Objective:
Find each line with the string "this" and report it.

Source material:
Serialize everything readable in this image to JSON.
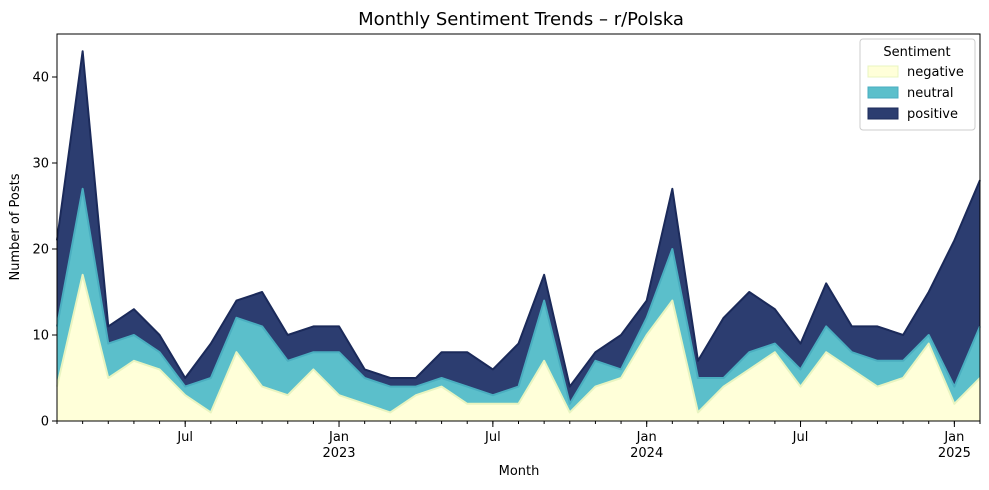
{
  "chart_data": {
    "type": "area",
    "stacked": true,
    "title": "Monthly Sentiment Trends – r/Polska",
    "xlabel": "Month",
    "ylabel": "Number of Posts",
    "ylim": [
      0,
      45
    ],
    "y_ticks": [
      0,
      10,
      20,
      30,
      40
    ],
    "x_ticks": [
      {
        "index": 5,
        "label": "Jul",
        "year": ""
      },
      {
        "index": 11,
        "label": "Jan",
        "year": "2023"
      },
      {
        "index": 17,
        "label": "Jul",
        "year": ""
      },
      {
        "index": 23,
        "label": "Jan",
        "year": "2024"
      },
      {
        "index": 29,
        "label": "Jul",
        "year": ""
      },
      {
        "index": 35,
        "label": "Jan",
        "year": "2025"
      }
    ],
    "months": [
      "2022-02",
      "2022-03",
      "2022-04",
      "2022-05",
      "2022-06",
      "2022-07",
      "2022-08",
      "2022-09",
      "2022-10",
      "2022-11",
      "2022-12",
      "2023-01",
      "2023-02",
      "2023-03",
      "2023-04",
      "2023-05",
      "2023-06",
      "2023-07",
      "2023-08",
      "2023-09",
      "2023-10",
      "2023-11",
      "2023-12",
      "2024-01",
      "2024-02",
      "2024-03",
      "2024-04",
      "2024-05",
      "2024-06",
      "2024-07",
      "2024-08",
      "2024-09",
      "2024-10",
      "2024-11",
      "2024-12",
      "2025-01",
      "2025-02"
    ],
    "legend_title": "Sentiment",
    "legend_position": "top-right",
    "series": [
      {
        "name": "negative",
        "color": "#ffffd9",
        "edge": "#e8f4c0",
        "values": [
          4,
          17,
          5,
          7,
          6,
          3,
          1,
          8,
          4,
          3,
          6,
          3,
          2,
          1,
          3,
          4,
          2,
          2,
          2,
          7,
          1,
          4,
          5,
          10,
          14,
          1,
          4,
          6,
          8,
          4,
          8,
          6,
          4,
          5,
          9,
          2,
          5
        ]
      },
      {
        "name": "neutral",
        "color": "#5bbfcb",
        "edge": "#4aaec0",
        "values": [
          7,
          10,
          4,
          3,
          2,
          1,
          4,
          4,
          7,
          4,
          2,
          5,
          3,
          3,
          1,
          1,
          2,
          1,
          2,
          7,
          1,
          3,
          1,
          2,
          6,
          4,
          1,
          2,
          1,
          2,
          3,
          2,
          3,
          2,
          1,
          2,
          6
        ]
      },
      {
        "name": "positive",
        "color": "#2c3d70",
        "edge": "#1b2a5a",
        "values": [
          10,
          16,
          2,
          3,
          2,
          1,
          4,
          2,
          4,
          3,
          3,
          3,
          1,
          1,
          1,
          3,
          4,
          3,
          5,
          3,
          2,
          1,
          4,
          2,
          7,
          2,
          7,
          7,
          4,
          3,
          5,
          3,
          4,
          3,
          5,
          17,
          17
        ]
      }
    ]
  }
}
---
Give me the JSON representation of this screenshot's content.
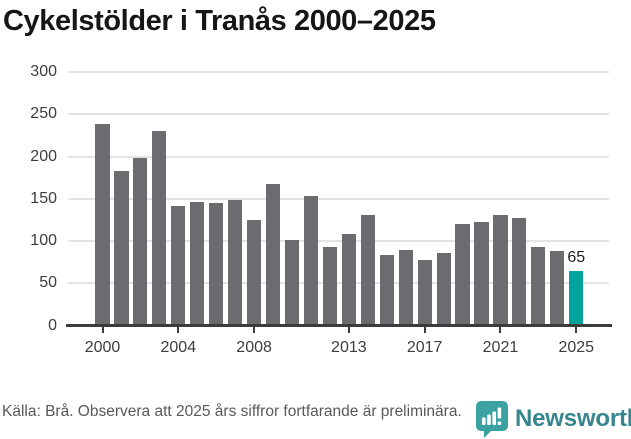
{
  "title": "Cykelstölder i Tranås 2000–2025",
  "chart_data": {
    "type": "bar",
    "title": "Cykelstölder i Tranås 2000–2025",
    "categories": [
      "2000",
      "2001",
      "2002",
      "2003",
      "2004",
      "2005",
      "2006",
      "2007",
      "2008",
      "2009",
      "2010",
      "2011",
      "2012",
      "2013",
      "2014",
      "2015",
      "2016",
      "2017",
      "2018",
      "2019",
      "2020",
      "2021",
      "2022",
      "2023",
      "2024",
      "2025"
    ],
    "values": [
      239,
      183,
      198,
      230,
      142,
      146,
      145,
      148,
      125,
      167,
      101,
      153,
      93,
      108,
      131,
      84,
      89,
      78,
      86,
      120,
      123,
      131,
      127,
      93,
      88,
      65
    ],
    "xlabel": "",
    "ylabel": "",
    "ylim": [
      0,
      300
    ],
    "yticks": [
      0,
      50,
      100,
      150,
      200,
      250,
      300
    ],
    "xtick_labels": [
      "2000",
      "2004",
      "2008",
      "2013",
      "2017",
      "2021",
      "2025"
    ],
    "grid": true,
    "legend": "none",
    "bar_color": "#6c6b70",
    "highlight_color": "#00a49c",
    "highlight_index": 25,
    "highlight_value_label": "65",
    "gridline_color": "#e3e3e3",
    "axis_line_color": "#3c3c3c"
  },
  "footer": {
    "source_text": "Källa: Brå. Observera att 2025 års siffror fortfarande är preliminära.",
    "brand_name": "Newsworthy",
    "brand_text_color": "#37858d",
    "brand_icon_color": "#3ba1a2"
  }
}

In response:
Serialize everything readable in this image to JSON.
Give me the JSON representation of this screenshot's content.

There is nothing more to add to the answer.